ВАШИ ЗАДАНИЯ:
1. Переведите на английский язык предложение из отрывка о Валентине Лифшице: «Валентин Лифшиц был арестован и осужден к расстрелу за покушение на Сталина».
2. Ответьте по отрывку о Валентине Лифшице на следующие вопросы:
(а) В каком году был арестован Валентин Лифшиц?
(б) В каком учреждении Валя учился в аспирантуре?
(в) На какого писателя внешне походил профессор Покровский?
3. Продолжите отрывок о Валентине Лифшице, начав сразу после его последнего предложения.

ИСХОДНЫЙ ОТРЫВОК:
----
Но я несколько отвлеклась от рассказа о страхе. А между тем в непосредственной опасности наша семья оказалась, когда в 1952 году арестовали нашего близкого друга – молодого талантливого ученого-юриста Валентина Лифшица. Историю его ареста и гибели я должна рассказать здесь со всеми подробностями и потому, что история эта сыграла значительную роль в моем духовном формировании, и потому, что в ней отражена история и жизнь моей страны в эти страшные годы.
Валентин Лифшиц был арестован и осужден к расстрелу за покушение на Сталина.
Валя был моложе нас. Он был аспирантом в Институте государства и права Академии наук, где в 1945 году мой муж работал научным сотрудником. Там, в институте, они познакомились с известным историком русского права профессором Серафимом Александровичем Покровским. Покровский был человеком очень ярких дарований и большой эрудиции. Он был не только талантливым ученым, но и отличным собеседником, прекрасно знавшим и понимавшим поэзию, музыку, живопись. Внешне Покровский удивительно похож был на Достоевского. Он всячески подчеркивал это сходство: отрастил небольшую бородку клином, одевался зимой в стилизованные под моду XIX века тяжелую шубу на меху с бобровым воротником и бобровую высокую шапку.
И Валя и мой муж были им покорены. Очень скоро он стал постоянным спутником их развлечений, а затем и другом, которому они полностью доверяли. Я этого человека невзлюбила с первого взгляда. Это была безотчетная неприязнь. Я не могла привести ни одного разумного довода, оправдывающего это чувство. Единственное, что я могла им сказать и всегда говорила:
– Что ему надо от вас? Вы еще мальчишки, а он пожилой человек. Почему он так настойчиво ищет близости с вами?
----
ИСХОДНЫЕ ДАННЫЕ:
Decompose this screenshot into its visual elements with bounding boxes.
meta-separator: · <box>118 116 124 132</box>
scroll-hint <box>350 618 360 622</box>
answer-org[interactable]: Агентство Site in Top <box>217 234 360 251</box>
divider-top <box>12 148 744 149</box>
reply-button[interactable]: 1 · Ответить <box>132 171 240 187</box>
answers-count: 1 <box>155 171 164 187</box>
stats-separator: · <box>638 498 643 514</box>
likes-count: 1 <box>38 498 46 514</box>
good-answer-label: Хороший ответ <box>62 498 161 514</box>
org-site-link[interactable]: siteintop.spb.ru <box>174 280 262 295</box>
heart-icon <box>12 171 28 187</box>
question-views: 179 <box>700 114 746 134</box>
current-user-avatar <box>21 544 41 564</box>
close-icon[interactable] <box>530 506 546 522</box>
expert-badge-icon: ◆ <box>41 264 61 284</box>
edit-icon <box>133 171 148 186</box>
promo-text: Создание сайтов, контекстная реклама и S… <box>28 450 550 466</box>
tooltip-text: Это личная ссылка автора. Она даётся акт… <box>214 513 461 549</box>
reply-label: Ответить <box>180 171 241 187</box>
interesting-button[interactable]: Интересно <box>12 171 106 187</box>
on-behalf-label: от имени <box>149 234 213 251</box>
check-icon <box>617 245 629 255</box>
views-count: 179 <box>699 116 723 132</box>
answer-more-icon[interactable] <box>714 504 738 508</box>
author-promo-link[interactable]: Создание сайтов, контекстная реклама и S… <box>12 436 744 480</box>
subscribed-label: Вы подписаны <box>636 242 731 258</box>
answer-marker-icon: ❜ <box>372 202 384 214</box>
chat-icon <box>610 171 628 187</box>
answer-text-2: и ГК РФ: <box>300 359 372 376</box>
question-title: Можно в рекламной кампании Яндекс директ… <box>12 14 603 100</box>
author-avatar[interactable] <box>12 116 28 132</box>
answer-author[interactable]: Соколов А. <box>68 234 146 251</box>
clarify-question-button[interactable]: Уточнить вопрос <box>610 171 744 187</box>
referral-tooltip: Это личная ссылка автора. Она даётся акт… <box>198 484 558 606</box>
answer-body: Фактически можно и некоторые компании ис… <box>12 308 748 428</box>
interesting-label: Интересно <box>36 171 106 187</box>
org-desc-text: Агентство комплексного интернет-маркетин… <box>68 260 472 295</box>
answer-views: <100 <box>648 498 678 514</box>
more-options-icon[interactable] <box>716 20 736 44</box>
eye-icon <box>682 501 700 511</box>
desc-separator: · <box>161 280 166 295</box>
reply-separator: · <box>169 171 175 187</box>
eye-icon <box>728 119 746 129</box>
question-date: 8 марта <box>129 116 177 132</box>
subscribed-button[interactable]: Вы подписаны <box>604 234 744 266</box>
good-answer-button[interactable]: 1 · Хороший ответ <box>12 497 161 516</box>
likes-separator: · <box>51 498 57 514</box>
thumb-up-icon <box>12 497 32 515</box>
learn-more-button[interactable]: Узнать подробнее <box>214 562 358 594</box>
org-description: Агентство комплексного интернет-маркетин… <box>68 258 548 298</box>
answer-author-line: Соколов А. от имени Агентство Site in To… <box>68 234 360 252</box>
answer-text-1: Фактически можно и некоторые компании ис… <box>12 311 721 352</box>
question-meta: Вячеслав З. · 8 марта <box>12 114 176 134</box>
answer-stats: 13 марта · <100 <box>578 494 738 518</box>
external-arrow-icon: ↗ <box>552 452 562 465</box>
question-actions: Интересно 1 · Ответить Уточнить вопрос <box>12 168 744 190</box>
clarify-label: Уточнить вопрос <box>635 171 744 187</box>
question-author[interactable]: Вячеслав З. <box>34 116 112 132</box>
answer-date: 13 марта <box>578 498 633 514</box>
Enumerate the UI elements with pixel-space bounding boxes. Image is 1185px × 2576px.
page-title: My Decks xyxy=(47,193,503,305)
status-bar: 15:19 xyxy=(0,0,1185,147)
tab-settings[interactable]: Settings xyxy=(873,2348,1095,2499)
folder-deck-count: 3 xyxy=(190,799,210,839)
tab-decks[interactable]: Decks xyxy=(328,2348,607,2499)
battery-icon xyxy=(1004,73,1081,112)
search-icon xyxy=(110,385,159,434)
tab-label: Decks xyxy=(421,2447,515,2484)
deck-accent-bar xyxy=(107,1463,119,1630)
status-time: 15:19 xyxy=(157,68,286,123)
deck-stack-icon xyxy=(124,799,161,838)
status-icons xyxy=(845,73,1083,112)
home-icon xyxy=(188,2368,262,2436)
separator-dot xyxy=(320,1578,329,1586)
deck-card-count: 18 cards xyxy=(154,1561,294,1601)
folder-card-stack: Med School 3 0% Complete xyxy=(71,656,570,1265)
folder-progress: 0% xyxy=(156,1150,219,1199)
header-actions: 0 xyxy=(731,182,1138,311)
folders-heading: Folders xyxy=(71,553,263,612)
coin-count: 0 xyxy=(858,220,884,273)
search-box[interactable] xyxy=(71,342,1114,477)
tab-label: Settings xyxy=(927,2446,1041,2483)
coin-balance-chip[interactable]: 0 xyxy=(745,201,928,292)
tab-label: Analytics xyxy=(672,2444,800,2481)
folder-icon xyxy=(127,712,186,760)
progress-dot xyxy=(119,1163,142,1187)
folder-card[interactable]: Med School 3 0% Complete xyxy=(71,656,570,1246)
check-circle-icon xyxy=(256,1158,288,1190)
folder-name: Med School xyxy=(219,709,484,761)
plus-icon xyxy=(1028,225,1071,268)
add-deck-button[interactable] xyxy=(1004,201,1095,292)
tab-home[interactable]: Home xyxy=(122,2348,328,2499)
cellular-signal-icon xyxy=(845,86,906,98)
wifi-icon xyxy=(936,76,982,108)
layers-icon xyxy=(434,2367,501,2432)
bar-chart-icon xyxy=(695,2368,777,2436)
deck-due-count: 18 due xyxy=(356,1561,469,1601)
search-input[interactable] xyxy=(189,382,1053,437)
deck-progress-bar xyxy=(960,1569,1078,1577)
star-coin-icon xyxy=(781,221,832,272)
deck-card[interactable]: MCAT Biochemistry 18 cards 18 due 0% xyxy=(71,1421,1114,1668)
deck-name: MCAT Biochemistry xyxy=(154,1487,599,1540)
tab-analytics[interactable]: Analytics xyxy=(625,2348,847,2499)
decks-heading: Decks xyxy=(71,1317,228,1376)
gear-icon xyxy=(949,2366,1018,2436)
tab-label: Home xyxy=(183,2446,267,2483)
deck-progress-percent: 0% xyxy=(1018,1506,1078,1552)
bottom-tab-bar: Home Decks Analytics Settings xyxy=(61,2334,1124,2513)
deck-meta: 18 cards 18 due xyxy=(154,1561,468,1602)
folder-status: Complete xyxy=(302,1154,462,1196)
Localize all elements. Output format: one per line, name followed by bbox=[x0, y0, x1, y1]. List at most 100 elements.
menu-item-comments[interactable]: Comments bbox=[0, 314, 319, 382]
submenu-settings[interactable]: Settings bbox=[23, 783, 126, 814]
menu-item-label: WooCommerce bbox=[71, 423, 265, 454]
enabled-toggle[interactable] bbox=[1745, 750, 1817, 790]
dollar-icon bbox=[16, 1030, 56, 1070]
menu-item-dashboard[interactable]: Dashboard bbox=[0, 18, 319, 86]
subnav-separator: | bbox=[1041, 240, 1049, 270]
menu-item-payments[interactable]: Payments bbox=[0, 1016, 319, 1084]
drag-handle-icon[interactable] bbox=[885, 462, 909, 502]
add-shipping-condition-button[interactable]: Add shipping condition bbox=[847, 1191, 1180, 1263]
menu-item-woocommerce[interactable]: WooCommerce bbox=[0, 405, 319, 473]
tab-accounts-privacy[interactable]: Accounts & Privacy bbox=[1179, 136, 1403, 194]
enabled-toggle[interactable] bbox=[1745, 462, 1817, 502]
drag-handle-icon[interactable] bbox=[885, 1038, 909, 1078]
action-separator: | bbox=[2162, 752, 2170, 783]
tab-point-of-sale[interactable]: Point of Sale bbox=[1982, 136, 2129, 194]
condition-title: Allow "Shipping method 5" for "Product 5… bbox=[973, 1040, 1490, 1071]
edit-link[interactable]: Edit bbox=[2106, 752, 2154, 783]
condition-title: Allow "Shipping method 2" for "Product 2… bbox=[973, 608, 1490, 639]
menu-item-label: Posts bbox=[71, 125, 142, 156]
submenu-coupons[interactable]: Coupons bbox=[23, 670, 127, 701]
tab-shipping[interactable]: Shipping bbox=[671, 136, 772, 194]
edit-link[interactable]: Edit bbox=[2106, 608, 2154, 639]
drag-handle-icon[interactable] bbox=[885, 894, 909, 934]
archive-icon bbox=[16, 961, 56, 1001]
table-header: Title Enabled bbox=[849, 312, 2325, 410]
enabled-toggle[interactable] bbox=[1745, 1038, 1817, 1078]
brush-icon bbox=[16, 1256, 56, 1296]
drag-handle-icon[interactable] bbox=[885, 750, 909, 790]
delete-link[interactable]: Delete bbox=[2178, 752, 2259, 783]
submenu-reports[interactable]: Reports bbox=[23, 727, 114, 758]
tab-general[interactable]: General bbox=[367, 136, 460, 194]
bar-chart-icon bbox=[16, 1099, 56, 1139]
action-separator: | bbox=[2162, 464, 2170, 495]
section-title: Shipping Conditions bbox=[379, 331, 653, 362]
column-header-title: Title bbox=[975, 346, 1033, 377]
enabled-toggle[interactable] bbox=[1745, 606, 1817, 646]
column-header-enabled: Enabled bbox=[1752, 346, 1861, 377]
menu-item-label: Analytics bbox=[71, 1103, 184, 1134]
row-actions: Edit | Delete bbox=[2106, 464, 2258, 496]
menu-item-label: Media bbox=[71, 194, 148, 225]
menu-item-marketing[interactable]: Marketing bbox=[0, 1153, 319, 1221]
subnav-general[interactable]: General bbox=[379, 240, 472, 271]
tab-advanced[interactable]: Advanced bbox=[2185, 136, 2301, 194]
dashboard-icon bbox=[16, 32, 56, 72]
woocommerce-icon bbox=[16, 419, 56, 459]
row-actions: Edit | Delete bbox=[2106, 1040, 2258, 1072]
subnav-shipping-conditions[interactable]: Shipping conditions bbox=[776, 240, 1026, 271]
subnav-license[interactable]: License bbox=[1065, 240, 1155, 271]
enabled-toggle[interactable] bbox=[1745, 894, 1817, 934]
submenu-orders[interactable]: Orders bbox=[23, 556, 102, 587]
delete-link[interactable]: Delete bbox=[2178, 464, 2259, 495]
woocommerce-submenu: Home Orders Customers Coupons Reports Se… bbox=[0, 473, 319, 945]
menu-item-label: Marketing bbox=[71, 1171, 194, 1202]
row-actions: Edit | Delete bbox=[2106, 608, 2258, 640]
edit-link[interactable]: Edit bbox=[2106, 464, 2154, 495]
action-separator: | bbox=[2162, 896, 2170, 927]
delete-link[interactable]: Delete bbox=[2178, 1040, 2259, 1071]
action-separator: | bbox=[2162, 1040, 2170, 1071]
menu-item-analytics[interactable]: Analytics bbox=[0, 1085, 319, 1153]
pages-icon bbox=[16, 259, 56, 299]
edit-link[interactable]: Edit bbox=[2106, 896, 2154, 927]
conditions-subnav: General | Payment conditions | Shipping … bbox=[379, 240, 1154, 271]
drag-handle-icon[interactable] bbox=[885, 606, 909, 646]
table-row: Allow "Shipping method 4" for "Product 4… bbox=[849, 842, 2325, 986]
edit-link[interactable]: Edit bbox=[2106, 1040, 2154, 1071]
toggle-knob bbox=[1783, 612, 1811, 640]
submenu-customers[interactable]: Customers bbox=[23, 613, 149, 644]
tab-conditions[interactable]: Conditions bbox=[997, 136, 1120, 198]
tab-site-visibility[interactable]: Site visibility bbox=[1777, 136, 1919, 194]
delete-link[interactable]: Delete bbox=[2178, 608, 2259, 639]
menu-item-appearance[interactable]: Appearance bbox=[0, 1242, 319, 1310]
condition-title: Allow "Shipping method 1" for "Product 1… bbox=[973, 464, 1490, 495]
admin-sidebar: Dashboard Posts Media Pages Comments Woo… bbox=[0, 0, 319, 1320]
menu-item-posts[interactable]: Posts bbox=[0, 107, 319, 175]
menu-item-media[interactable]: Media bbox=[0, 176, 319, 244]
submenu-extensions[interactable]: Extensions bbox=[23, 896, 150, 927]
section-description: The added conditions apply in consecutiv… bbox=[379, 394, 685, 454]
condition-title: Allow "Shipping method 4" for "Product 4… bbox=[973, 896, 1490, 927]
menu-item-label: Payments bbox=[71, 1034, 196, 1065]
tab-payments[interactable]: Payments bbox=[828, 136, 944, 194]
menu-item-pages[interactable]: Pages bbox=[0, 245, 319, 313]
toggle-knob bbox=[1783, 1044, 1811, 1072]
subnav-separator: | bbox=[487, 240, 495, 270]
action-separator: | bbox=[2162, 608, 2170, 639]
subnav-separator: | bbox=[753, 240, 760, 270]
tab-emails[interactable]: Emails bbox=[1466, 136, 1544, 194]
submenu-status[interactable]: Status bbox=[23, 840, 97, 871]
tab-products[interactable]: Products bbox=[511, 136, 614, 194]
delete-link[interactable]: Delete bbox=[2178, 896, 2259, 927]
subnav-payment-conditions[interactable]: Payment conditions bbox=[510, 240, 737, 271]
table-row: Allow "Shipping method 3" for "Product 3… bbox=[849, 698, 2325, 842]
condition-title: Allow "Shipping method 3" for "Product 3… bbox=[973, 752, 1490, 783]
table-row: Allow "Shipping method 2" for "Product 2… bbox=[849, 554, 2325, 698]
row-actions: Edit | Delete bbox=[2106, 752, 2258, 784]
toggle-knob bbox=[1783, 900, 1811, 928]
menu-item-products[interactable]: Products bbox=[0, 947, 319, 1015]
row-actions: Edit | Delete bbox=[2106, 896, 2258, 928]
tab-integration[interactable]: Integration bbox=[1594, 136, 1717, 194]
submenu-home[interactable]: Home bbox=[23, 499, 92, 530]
----
ВЫПОЛНЕННЫЕ ЗАДАНИЯ:
1. Valentin Lifshits was arrested and sentenced to death by firing squad for an attempt on Stalin's life.

2.
(а) В 1952 году.
(б) В Институте государства и права Академии наук.
(в) На Достоевского.

3.
Я не могу сказать, что подозревала в нем провокатора. Я просто не верила ему. Это был единственный случай в моей жизни, когда я сказала:
– Не хочу, чтобы этот человек бывал в нашем доме.
И я была в этом последовательна. Но мой муж и Валя продолжали встречаться с Покровским и проводили втроем большую часть свободного времени.
А потом настали времена борьбы с «космополитизмом». Муж остался без работы и вынужден был уехать на время в Ростов-на-Дону, где ему предложили прочесть курс лекций в университете. Валя блестяще защитил диссертацию, но при Институте права оставлен не был. Он получил более чем скромное назначение в филиал Всесоюзного заочного юридического института в город Горький.
Дружба моего мужа с Серафимом Покровским прервалась сама собой. Зато Валя и Серафим стали совершенно неразлучны. Все то время, что Валя проводил в Москве, он проводил с ним. Летом Покровский жил у Вали на даче, объясняя это тем, что поссорился с женой, часто оставался ночевать в его городской квартире.
А потом, в самом начале 1952 года, Валю арестовали. Это произошло в Горьком, где он жил один, и никто не видел ордера на его арест, никто не знал, за что он арестован.
Все попытки Валиной матери – старого заслуженного профессора – узнать что-либо о его судьбе окончились неудачей. Только спустя несколько месяцев мы узнали, что наших общих знакомых вызывали в КГБ и требовали от них показаний о Валиных антисоветских взглядах. Среди тех, кого вызывали, был и Серафим Покровский.
В последних числах декабря 1952 года начался суд над Валей. Его судил военный трибунал, что уже свидетельствовало о тяжести обвинения.
Судебное разбирательство проходило при закрытых дверях (в зал не была допущена даже Валина мать) и без участия адвоката. Поэтому мы знали только то, что в трибунал вызваны были всего два свидетеля: молодая женщина, с которой Валя познакомился в Горьком и которая была его невестой, и Покровский. Приговор был оглашен 31 декабря 1952 года – Валя был осужден за покушение на Сталина к высшей мере наказания – расстрелу.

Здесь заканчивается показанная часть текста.